§ TEXT FOR ANALYSIS
============

In a debate over audiology’s future, Metz warns against letting the profit-takers take over

Mike Metz

Two weeks ago, Hearing Views published a post by Brian Taylor, AuD, entitled “Let’s make hearing aid dispensing less like Cuba and more like Singapore.” In it, Brian suggested some ideas for advancing and modernizing the profession of audiology, specifically the hearing aid aspect of the profession.

When he read his friend and fellow audiologist’s Hearing View, Michael J. Metz, PhD, disagreed with it so strongly that he decided to write his own Hearing View, which is published here and followed by Brian’s rejoinder. Readers are invited to submit their own comments on the issues raised.

                     David H. Kirkwood, Editor, Hearing Views


Hi, Brian

Too bad we cannot have a conversation over a steak and a martini. But, despite this disappointment, I will take some issues here with your October 3 Hearing View.

I think your comments would be appropriate for small business people who are engaged in a profession that is not subject to change—at least not in the foreseeable future. Or for those who intend to attempt to make the past last forever. However, I disagree with your suggestions for the field of audiology, as I think our profession is already undergoing serious change.



You suggest that university training programs forego a curriculum broadly based in speech and hearing and add business and marketing courses in their stead. I am not saying that business savvy is not important in some aspects, but I would have you consider just what would happen to any profession—medicine, dentistry, law, teaching, to name a few—if they abandoned the foundation of courses specific to these professions.

Oh, I suppose many physicians do not depend so much on organic chemistry, but instead get all their drug-related information from the PDR, or whatever passes for the Physician’s Desk Reference these days. And, attorneys need not consider debate, international law, or other ”tangential” bits of information if they decide early on to practice only tax law.

And those dentists—well, I have never liked to use dentists in any comparison, as they are quite easy to pick on. Let me use teachers.

Going to teach high school? Well, you’d better know more than just Spanish or Math if you intend to keep your job in these days of cutbacks.  Also, if you are not in a large city school, you quite likely will be called upon to teach something outside your major. That certainly speaks for a broad foundation in education.

My general point is that no one can tell what will be required of any professional in the future. Therefore, a basic preparation, one that will serve almost all contingencies, is always in order. That basic preparation always involves a broad base upon which to build a specialty. The alternative is to rely on some sort of “savant” who knows some business and nothing about what’s “outside-his-or-her-box” of specialization. Or, to put it another way, how special is knowledge if you can never see beyond your own box (specialty)?

============

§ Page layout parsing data

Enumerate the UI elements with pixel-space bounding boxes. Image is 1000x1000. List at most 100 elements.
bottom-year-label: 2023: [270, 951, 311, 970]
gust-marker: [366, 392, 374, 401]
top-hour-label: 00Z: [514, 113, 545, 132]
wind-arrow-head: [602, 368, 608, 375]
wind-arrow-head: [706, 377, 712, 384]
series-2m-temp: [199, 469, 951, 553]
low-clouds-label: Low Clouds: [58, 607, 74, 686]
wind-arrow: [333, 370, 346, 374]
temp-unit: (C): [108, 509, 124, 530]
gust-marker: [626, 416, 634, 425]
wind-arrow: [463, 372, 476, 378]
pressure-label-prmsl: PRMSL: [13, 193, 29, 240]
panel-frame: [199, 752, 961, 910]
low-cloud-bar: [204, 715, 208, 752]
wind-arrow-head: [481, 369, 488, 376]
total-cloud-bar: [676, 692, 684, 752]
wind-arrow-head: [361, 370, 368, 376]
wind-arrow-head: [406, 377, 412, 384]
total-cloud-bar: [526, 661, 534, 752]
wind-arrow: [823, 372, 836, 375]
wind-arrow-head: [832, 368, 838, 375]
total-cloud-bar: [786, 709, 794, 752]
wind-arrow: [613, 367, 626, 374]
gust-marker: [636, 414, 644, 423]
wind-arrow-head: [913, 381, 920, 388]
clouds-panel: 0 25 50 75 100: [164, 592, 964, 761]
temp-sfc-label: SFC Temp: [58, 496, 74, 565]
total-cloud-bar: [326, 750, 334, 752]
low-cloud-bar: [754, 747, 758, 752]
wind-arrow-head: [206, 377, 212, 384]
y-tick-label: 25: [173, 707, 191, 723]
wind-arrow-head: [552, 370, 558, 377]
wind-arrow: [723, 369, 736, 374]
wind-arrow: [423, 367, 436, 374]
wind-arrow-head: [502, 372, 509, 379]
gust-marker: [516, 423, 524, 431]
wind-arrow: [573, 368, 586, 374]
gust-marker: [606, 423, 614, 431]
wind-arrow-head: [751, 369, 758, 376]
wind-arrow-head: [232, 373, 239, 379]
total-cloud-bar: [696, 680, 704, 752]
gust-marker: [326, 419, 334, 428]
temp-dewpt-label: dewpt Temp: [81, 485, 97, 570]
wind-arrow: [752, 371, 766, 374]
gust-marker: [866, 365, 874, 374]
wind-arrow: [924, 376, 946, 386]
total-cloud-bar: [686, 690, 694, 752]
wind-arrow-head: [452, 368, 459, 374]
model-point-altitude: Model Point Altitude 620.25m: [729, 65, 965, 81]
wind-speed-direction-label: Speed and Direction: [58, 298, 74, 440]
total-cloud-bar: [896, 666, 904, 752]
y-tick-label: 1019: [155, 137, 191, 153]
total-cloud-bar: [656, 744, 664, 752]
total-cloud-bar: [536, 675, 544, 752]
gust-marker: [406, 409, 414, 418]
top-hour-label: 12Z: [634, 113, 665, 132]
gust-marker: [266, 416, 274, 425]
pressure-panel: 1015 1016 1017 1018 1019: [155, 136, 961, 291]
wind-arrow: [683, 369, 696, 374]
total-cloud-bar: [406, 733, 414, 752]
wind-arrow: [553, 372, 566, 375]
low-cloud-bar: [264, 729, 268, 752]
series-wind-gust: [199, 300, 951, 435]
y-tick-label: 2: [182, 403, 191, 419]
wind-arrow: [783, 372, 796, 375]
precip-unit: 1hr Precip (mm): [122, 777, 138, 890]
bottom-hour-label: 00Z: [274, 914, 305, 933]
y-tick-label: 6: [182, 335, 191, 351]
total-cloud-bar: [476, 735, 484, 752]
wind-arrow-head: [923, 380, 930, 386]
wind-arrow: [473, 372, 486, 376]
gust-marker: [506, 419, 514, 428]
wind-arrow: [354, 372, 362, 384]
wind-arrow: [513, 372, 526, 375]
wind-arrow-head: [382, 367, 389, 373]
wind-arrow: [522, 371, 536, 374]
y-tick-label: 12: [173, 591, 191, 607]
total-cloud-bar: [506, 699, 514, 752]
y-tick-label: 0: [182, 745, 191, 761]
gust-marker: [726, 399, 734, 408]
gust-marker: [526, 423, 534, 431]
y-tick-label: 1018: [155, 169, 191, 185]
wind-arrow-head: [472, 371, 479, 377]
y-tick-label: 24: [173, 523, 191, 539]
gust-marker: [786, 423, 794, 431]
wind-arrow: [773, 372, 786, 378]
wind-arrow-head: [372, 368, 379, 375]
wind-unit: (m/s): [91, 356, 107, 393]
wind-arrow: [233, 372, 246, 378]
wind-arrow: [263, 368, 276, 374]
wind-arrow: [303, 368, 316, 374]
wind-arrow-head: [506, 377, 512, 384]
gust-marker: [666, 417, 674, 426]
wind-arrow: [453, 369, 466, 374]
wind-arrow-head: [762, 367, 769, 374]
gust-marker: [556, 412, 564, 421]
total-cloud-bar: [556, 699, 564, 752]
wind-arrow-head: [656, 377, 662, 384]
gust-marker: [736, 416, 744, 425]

============

§ WHAT TO DO
a) Say whether each statement agrees with the audiology debate text above the records, answering yes or no and quoting the deciding words: (i) Brian Taylor's post appeared in Hearing Views two weeks before this one. (ii) Metz says he has always liked using dentists in comparisons. (iii) Metz believes audiology is not currently undergoing change.
b) Transcribe the part of the audiology debate text above the records starting with "Too bad we cannot" and going on through "undergoing serious change.".

§ TASK ANSWERS
a)
(i) Yes: "Two weeks ago, Hearing Views published a post by Brian Taylor, AuD"
(ii) No: "I have never liked to use dentists in any comparison"
(iii) No: "I think our profession is already undergoing serious change."

b)
Too bad we cannot have a conversation over a steak and a martini. But, despite this disappointment, I will take some issues here with your October 3 Hearing View.

I think your comments would be appropriate for small business people who are engaged in a profession that is not subject to change—at least not in the foreseeable future. Or for those who intend to attempt to make the past last forever. However, I disagree with your suggestions for the field of audiology, as I think our profession is already undergoing serious change.